Exercise: Reply with one number only: the count of lines below that contain the word "west".

(Records contained in a dataset)
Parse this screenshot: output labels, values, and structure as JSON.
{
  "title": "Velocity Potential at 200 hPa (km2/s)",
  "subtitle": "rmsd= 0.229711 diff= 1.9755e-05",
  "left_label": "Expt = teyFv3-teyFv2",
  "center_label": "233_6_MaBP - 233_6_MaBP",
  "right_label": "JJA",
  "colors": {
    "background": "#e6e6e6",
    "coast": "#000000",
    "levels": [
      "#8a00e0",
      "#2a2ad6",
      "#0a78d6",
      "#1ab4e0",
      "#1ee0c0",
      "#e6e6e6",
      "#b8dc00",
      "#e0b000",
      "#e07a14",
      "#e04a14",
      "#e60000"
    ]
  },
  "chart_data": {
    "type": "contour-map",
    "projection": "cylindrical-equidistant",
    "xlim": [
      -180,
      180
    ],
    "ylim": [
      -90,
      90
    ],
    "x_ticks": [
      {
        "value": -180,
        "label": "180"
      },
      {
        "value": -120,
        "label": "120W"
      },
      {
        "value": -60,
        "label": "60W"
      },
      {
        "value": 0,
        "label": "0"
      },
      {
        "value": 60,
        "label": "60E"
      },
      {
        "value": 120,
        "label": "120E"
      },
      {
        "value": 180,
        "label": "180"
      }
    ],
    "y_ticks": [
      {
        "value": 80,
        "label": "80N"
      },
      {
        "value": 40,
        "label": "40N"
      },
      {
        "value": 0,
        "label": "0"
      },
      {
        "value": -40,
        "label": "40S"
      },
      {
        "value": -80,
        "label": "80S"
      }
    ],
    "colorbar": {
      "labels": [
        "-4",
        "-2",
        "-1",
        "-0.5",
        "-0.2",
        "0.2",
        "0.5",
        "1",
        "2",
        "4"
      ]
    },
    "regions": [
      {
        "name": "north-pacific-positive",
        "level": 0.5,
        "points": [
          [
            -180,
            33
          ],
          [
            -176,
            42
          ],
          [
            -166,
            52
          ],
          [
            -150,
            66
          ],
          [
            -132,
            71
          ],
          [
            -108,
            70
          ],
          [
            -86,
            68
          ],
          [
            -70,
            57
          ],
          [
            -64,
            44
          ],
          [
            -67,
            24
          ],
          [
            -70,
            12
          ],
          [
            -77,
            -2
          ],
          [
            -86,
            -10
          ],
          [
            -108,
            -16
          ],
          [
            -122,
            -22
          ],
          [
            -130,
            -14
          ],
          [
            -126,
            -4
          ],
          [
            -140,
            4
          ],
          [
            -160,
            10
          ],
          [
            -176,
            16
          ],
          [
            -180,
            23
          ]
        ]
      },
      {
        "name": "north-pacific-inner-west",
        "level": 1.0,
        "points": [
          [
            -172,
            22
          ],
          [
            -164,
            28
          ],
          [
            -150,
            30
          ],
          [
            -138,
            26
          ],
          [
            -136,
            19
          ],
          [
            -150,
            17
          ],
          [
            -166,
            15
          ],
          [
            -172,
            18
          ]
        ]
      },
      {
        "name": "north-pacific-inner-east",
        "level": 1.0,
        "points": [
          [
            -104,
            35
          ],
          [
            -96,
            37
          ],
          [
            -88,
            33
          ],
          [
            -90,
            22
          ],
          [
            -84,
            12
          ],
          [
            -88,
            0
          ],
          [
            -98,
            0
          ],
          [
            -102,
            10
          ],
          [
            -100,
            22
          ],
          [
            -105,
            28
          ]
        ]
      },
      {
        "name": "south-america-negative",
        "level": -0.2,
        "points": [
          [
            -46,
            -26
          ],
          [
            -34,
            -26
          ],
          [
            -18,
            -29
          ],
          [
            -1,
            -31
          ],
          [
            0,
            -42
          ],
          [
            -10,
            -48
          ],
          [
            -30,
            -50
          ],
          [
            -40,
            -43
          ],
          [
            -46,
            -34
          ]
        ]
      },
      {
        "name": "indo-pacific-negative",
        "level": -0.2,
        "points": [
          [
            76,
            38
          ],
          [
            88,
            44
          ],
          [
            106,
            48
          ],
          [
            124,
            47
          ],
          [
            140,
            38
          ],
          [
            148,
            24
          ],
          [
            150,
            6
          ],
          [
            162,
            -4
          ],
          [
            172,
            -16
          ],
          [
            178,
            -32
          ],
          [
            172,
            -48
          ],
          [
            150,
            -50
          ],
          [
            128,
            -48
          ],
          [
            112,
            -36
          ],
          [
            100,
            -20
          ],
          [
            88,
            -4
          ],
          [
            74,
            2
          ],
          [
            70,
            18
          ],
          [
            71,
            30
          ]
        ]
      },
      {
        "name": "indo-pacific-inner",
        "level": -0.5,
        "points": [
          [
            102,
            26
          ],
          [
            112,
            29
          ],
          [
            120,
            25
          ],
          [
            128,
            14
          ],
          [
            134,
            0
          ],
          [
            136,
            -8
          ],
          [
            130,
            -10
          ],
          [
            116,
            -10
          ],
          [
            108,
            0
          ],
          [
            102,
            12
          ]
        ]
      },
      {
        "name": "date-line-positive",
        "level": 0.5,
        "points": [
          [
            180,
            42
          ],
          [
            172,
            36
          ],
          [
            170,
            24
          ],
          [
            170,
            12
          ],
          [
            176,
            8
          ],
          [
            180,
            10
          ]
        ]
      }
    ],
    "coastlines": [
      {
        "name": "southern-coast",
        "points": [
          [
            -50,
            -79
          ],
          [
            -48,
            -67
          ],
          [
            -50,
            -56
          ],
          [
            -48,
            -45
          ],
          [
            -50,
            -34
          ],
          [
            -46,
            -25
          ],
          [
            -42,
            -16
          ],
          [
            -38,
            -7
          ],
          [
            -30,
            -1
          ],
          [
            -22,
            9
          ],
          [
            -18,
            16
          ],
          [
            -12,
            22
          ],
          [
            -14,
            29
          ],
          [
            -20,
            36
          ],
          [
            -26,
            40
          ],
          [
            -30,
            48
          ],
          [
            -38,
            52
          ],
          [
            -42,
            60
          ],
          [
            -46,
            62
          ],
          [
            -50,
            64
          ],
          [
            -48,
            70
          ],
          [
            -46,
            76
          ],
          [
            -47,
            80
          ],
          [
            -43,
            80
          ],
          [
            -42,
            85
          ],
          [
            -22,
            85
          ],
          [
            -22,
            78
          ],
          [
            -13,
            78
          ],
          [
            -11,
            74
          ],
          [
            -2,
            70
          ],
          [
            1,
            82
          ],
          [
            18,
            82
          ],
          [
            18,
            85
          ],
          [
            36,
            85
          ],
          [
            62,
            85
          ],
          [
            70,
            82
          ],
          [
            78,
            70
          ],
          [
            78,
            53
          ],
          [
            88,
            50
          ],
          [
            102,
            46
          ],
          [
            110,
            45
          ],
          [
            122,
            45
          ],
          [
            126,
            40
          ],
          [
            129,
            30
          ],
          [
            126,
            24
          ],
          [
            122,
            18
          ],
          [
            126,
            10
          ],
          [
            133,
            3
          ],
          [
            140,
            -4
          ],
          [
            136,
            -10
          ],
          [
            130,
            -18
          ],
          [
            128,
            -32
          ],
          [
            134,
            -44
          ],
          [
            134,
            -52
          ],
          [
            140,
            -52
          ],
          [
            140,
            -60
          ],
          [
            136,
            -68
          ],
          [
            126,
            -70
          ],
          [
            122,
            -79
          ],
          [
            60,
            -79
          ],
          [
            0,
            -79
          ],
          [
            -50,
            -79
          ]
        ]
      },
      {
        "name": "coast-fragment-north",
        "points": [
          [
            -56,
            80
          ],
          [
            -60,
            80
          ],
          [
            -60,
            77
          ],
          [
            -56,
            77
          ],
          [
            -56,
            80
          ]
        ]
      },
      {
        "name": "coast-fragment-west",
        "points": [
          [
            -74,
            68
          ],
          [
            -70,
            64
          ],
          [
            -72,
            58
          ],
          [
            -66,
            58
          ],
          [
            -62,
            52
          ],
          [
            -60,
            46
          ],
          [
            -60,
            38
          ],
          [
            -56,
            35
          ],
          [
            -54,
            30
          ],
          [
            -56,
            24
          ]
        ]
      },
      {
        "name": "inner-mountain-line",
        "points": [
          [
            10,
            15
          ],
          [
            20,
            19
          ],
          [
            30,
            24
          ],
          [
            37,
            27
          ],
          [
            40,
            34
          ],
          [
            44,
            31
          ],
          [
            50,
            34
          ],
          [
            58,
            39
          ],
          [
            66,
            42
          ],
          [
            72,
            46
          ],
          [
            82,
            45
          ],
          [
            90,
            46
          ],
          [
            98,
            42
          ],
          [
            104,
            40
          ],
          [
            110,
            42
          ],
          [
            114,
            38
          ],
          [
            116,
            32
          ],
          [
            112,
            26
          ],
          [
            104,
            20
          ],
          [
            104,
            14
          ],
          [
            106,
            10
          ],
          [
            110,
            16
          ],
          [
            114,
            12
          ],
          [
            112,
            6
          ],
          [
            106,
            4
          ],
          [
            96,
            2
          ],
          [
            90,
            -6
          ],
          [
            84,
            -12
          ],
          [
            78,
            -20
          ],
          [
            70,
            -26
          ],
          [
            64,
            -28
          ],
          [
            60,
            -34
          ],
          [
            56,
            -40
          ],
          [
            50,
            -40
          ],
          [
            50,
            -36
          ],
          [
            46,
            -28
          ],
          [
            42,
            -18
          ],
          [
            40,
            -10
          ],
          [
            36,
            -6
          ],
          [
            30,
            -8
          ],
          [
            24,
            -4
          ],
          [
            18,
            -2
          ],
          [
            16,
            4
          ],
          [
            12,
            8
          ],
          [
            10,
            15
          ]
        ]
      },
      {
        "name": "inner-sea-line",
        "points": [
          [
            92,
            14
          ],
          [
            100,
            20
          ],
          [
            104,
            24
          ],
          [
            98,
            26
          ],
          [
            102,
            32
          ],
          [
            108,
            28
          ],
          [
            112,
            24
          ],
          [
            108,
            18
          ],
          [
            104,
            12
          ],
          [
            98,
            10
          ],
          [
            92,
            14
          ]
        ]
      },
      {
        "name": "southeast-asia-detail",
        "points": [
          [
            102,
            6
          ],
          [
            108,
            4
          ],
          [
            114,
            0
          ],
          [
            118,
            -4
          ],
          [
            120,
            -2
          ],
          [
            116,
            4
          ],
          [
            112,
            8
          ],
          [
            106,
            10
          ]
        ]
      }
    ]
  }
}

Worked solution: 2